Please output as a numbered list, skipping blank lines, only the entries in the part that opens with the line containing "y-tick-label: 73.500 (969, 103, 1001, 115)" and closes with the line containing "x-tick-label: 28 (955, 436, 968, 447)", both of those lines included.

[start THE RECORDS]

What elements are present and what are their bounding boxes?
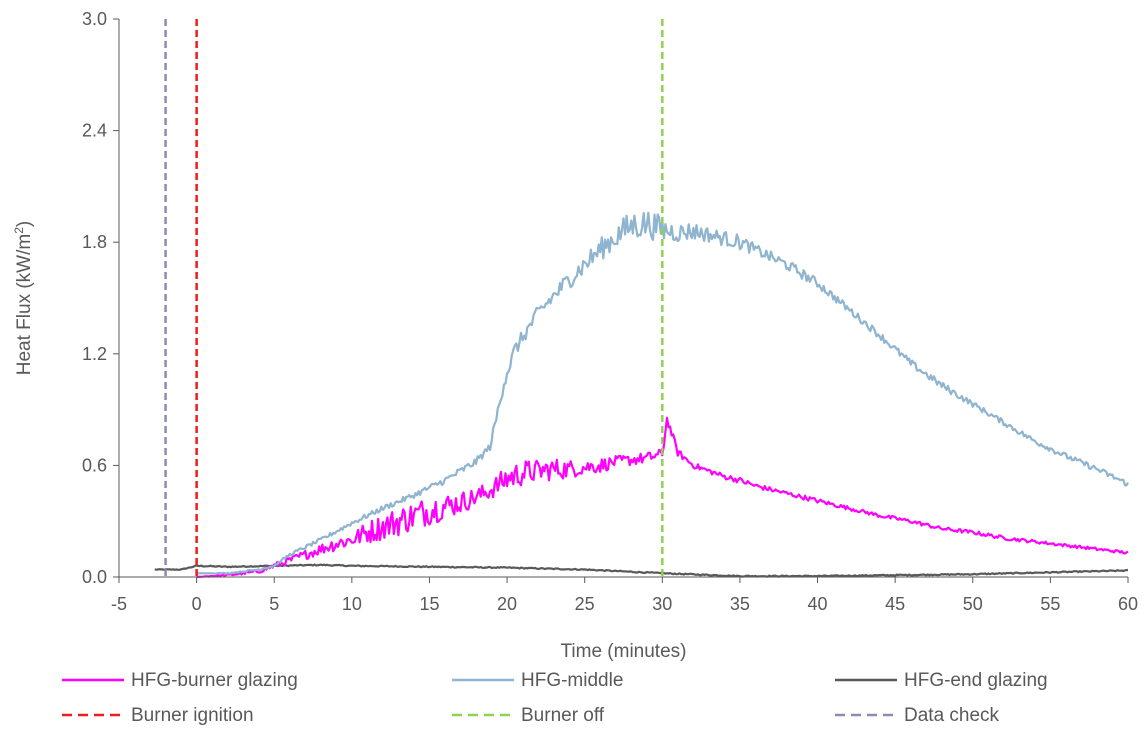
x-tick-label: 5 [269, 594, 279, 614]
y-tick-label: 1.8 [82, 232, 107, 252]
x-tick-label: 50 [963, 594, 983, 614]
legend-label-hfg-burner-glazing: HFG-burner glazing [131, 670, 298, 691]
y-axis-title: Heat Flux (kW/m2) [12, 221, 35, 375]
reference-lines [164, 19, 664, 577]
x-tick-label: -5 [111, 594, 127, 614]
legend-label-hfg-middle: HFG-middle [521, 670, 623, 691]
legend-label-hfg-end-glazing: HFG-end glazing [904, 670, 1048, 691]
y-axis-title-superscript: 2 [12, 227, 26, 234]
legend: HFG-burner glazing HFG-middle HFG-end glaz… [62, 670, 1048, 726]
x-tick-label: 20 [497, 594, 517, 614]
y-axis-ticks: 0.0 0.6 1.2 1.8 2.4 3.0 [82, 9, 119, 587]
legend-label-burner-ignition: Burner ignition [131, 705, 254, 726]
x-tick-label: 35 [730, 594, 750, 614]
x-tick-label: 30 [652, 594, 672, 614]
x-tick-label: 60 [1118, 594, 1138, 614]
axes [118, 19, 1128, 578]
y-tick-label: 1.2 [82, 344, 107, 364]
x-tick-label: 15 [419, 594, 439, 614]
y-axis-title-tail: ) [14, 221, 35, 227]
x-axis-title: Time (minutes) [561, 641, 687, 662]
x-tick-label: 0 [192, 594, 202, 614]
plot-lines [154, 211, 1129, 579]
legend-label-burner-off: Burner off [521, 705, 605, 726]
x-tick-label: 45 [885, 594, 905, 614]
x-tick-label: 25 [575, 594, 595, 614]
y-tick-label: 0.0 [82, 567, 107, 587]
y-tick-label: 3.0 [82, 9, 107, 29]
y-axis-title-main: Heat Flux (kW/m [14, 234, 35, 375]
x-tick-label: 40 [808, 594, 828, 614]
x-axis-ticks: -5 0 5 10 15 20 25 30 35 40 45 50 55 60 [111, 577, 1138, 614]
series-line-hfg-burner-glazing [196, 416, 1129, 579]
legend-label-data-check: Data check [904, 705, 1000, 726]
x-tick-label: 10 [342, 594, 362, 614]
y-tick-label: 0.6 [82, 455, 107, 475]
series-line-hfg-end-glazing [154, 563, 1129, 578]
x-tick-label: 55 [1040, 594, 1060, 614]
y-tick-label: 2.4 [82, 121, 107, 141]
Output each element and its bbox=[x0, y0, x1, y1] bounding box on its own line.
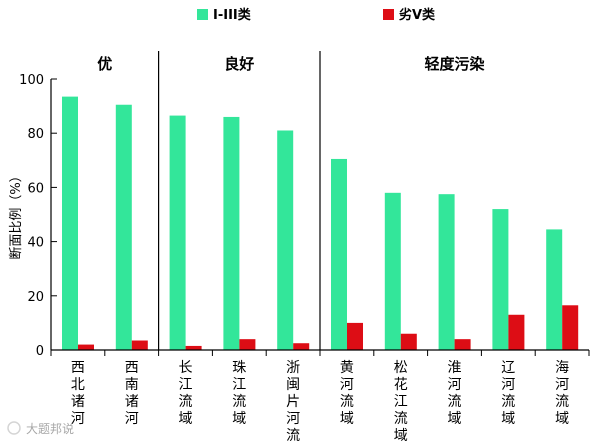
watermark-text: 大题邦说 bbox=[26, 421, 74, 436]
bar-劣V类 bbox=[454, 339, 471, 350]
watermark: 大题邦说 bbox=[7, 421, 74, 436]
group-label: 轻度污染 bbox=[424, 55, 485, 73]
bar-劣V类 bbox=[562, 305, 579, 350]
legend-swatch-劣V类 bbox=[383, 9, 394, 20]
y-axis-label: 断面比例（%） bbox=[9, 169, 24, 259]
legend-label: I-III类 bbox=[213, 7, 252, 23]
x-tick-label: 淮河流域 bbox=[448, 360, 462, 427]
bar-I-III类 bbox=[115, 104, 132, 351]
x-tick-label: 辽河流域 bbox=[501, 360, 515, 427]
bar-劣V类 bbox=[347, 322, 363, 350]
y-tick-label: 100 bbox=[19, 73, 44, 88]
x-tick-label: 浙闽片河流 bbox=[286, 360, 300, 441]
x-tick-label: 黄河流域 bbox=[340, 359, 354, 427]
bar-I-III类 bbox=[438, 194, 455, 350]
bar-I-III类 bbox=[546, 229, 563, 350]
legend: I-III类 劣V类 bbox=[197, 7, 436, 23]
y-tick-label: 20 bbox=[27, 290, 44, 305]
group-labels: 优 良好 轻度污染 bbox=[97, 51, 485, 350]
x-tick-label: 西南诸河 bbox=[125, 360, 139, 427]
bar-劣V类 bbox=[508, 314, 525, 350]
group-label: 优 bbox=[97, 55, 112, 73]
y-axis: 0 20 40 60 80 100 断面比例（%） bbox=[9, 73, 57, 359]
plot-area bbox=[62, 96, 579, 351]
y-tick-label: 0 bbox=[36, 344, 44, 359]
bar-劣V类 bbox=[78, 344, 94, 350]
bar-劣V类 bbox=[400, 333, 417, 350]
y-tick-label: 40 bbox=[27, 236, 44, 251]
x-tick-label: 海河流域 bbox=[555, 360, 569, 427]
watermark-icon bbox=[7, 421, 21, 435]
bar-I-III类 bbox=[277, 130, 294, 350]
bar-I-III类 bbox=[331, 158, 347, 350]
bar-I-III类 bbox=[492, 209, 509, 350]
x-tick-label: 松花江流域 bbox=[394, 360, 408, 441]
bar-I-III类 bbox=[223, 116, 240, 350]
x-tick-label: 长江流域 bbox=[179, 360, 193, 427]
bar-劣V类 bbox=[239, 339, 256, 350]
bar-劣V类 bbox=[131, 340, 148, 350]
bar-I-III类 bbox=[384, 192, 401, 350]
group-label: 良好 bbox=[224, 55, 254, 73]
bar-劣V类 bbox=[185, 345, 202, 350]
bar-劣V类 bbox=[293, 343, 310, 350]
bar-I-III类 bbox=[62, 96, 78, 351]
x-tick-label: 西北诸河 bbox=[71, 360, 85, 427]
bar-I-III类 bbox=[169, 115, 186, 351]
x-axis: 西北诸河 西南诸河 长江流域 珠江流域 浙闽片河流 黄河流域 松花江流域 淮河流域 辽河流域 海河… bbox=[50, 349, 590, 441]
x-tick-label: 珠江流域 bbox=[232, 360, 246, 427]
y-tick-label: 80 bbox=[27, 127, 44, 142]
y-tick-label: 60 bbox=[27, 181, 44, 196]
legend-swatch-I-III类 bbox=[197, 9, 208, 20]
legend-label: 劣V类 bbox=[399, 7, 436, 23]
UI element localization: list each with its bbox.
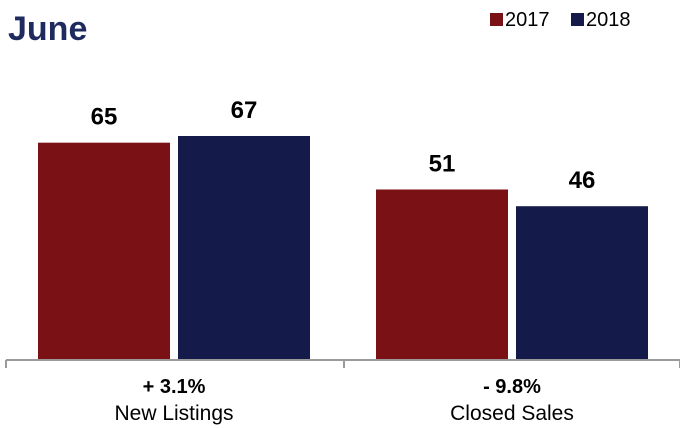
value-labels: 65 67 51 46: [91, 97, 596, 194]
legend-swatch-2018: [571, 13, 584, 26]
category-labels: + 3.1% New Listings - 9.8% Closed Sales: [114, 376, 573, 425]
bar-2018-0: [178, 136, 310, 360]
legend-swatch-2017: [490, 13, 503, 26]
bar-2017-0: [38, 142, 170, 360]
change-label-1: - 9.8%: [483, 376, 541, 398]
bar-2018-1: [516, 206, 648, 360]
value-label-2018-1: 46: [569, 167, 596, 194]
x-axis-ticks: [5, 360, 680, 368]
bars: [38, 136, 648, 360]
legend-label-2017: 2017: [505, 9, 550, 31]
legend-label-2018: 2018: [586, 9, 631, 31]
legend: 2017 2018: [490, 9, 631, 31]
change-label-0: + 3.1%: [143, 376, 206, 398]
value-label-2018-0: 67: [231, 97, 258, 124]
chart-title: June: [8, 10, 87, 48]
bar-2017-1: [376, 189, 508, 360]
category-label-1: Closed Sales: [450, 402, 574, 425]
value-label-2017-1: 51: [429, 150, 456, 177]
category-label-0: New Listings: [114, 402, 233, 425]
value-label-2017-0: 65: [91, 104, 118, 131]
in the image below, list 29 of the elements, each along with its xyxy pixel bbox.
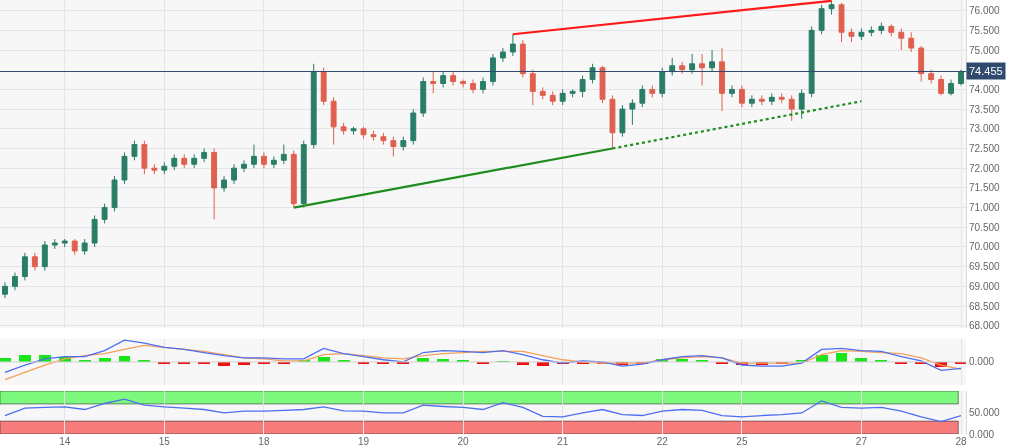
y-tick-label: 73.500 (969, 103, 1001, 115)
y-tick-label: 73.000 (969, 123, 1001, 135)
y-tick-label: 0.000 (969, 428, 995, 440)
y-tick-label: 71.000 (969, 202, 1001, 214)
y-tick-label: 70.500 (969, 221, 1001, 233)
x-tick-label: 21 (557, 436, 569, 447)
x-tick-label: 27 (855, 436, 868, 447)
x-tick-label: 22 (656, 436, 669, 447)
x-tick-label: 18 (258, 436, 270, 447)
y-tick-label: 69.500 (969, 261, 1001, 273)
y-tick-label: 70.000 (969, 241, 1001, 253)
x-tick-label: 20 (457, 436, 470, 447)
y-tick-label: 75.500 (969, 24, 1001, 36)
x-tick-label: 14 (59, 436, 71, 447)
y-tick-label: 50.000 (969, 407, 1001, 419)
y-tick-label: 74.000 (969, 83, 1001, 95)
y-tick-label: 76.000 (969, 5, 1001, 17)
x-tick-label: 28 (955, 436, 968, 447)
y-tick-label: 75.000 (969, 44, 1001, 56)
y-tick-label: 72.500 (969, 142, 1001, 154)
x-tick-label: 15 (158, 436, 171, 447)
x-tick-label: 25 (736, 436, 748, 447)
x-tick-label: 19 (357, 436, 370, 447)
y-tick-label: 69.000 (969, 280, 1001, 292)
y-tick-label: 71.500 (969, 182, 1001, 194)
y-tick-label: 68.500 (969, 300, 1001, 312)
ref-line-label: 74.455 (969, 65, 1003, 77)
y-tick-label: 72.000 (969, 162, 1001, 174)
y-tick-label: 68.000 (969, 320, 1001, 332)
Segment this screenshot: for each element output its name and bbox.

[end THE RECORDS]

◆ SOLUTION ◆
1. y-tick-label: 73.500 (969, 103, 1001, 115)
2. y-tick-label: 73.000 (969, 123, 1001, 135)
3. y-tick-label: 0.000 (969, 428, 995, 440)
4. y-tick-label: 71.000 (969, 202, 1001, 214)
5. y-tick-label: 70.500 (969, 221, 1001, 233)
6. x-tick-label: 21 (557, 436, 569, 447)
7. x-tick-label: 27 (855, 436, 868, 447)
8. x-tick-label: 22 (656, 436, 669, 447)
9. x-tick-label: 18 (258, 436, 270, 447)
10. y-tick-label: 69.500 (969, 261, 1001, 273)
11. y-tick-label: 70.000 (969, 241, 1001, 253)
12. x-tick-label: 20 (457, 436, 470, 447)
13. y-tick-label: 75.500 (969, 24, 1001, 36)
14. x-tick-label: 14 (59, 436, 71, 447)
15. y-tick-label: 50.000 (969, 407, 1001, 419)
16. y-tick-label: 74.000 (969, 83, 1001, 95)
17. y-tick-label: 76.000 (969, 5, 1001, 17)
18. x-tick-label: 28 (955, 436, 968, 447)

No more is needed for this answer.